◆ **Given task**
Locate the word "γεγονότος" in the data below, then copy every line that holds it.

◆ **Dataset records**
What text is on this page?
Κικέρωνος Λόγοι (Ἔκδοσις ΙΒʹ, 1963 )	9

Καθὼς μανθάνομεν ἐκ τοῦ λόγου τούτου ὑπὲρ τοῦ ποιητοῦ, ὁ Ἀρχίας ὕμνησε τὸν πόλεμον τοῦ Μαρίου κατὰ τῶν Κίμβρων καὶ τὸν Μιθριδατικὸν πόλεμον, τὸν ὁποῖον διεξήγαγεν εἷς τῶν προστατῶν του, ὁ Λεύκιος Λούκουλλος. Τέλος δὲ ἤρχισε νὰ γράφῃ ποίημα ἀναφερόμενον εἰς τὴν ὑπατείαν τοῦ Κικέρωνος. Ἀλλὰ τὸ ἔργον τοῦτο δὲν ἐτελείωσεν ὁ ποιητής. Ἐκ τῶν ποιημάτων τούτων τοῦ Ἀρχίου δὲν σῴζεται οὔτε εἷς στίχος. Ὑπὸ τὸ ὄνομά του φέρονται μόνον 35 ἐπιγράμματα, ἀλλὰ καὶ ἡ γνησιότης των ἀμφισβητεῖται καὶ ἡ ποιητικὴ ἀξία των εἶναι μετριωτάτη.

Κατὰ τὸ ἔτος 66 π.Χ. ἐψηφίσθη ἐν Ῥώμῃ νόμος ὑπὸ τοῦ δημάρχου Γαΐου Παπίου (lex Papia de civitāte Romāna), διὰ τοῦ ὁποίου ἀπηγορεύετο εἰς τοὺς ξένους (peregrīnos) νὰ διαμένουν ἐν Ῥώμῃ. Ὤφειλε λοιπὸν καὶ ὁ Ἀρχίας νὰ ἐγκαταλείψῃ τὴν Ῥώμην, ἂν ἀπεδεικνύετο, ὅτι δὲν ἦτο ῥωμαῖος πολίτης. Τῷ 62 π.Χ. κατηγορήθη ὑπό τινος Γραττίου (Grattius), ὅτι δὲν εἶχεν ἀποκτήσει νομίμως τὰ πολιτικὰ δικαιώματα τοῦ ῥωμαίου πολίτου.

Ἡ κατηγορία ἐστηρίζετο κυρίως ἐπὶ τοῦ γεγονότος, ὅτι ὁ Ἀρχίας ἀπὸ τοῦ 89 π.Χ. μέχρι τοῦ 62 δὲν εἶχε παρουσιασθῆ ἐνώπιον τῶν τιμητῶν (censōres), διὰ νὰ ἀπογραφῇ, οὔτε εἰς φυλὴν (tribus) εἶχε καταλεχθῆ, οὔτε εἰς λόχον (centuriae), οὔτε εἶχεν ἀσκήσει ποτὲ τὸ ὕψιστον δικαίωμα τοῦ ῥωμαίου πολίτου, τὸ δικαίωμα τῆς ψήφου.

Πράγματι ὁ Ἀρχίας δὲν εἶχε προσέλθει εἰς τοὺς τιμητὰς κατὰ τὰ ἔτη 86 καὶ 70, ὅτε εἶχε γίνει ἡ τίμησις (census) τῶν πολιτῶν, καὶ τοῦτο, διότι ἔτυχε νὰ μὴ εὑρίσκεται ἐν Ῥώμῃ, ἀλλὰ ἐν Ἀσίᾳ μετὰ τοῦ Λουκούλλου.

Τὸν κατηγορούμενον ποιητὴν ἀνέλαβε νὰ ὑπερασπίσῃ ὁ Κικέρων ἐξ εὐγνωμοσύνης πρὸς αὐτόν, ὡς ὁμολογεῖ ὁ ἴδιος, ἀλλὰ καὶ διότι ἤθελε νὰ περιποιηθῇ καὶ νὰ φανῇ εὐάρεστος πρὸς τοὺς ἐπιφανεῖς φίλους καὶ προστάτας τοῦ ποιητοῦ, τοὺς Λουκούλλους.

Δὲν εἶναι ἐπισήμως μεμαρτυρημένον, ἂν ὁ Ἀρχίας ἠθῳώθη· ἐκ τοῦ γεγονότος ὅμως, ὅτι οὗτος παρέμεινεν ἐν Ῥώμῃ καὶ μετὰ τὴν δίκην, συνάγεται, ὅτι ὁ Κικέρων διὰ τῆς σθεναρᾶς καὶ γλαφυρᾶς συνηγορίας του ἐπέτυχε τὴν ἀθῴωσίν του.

◆ **Solved exercise**
Ἡ κατηγορία ἐστηρίζετο κυρίως ἐπὶ τοῦ γεγονότος, ὅτι ὁ Ἀρχίας ἀπὸ τοῦ 89 π.Χ. μέχρι τοῦ 62 δὲν εἶχε παρουσιασθῆ ἐνώπιον τῶν τιμητῶν (censōres), διὰ νὰ ἀπογραφῇ, οὔτε εἰς φυλὴν (tribus) εἶχε καταλεχθῆ, οὔτε εἰς λόχον (centuriae), οὔτε εἶχεν ἀσκήσει ποτὲ τὸ ὕψιστον δικαίωμα τοῦ ῥωμαίου πολίτου, τὸ δικαίωμα τῆς ψήφου.
Δὲν εἶναι ἐπισήμως μεμαρτυρημένον, ἂν ὁ Ἀρχίας ἠθῳώθη· ἐκ τοῦ γεγονότος ὅμως, ὅτι οὗτος παρέμεινεν ἐν Ῥώμῃ καὶ μετὰ τὴν δίκην, συνάγεται, ὅτι ὁ Κικέρων διὰ τῆς σθεναρᾶς καὶ γλαφυρᾶς συνηγορίας του ἐπέτυχε τὴν ἀθῴωσίν του.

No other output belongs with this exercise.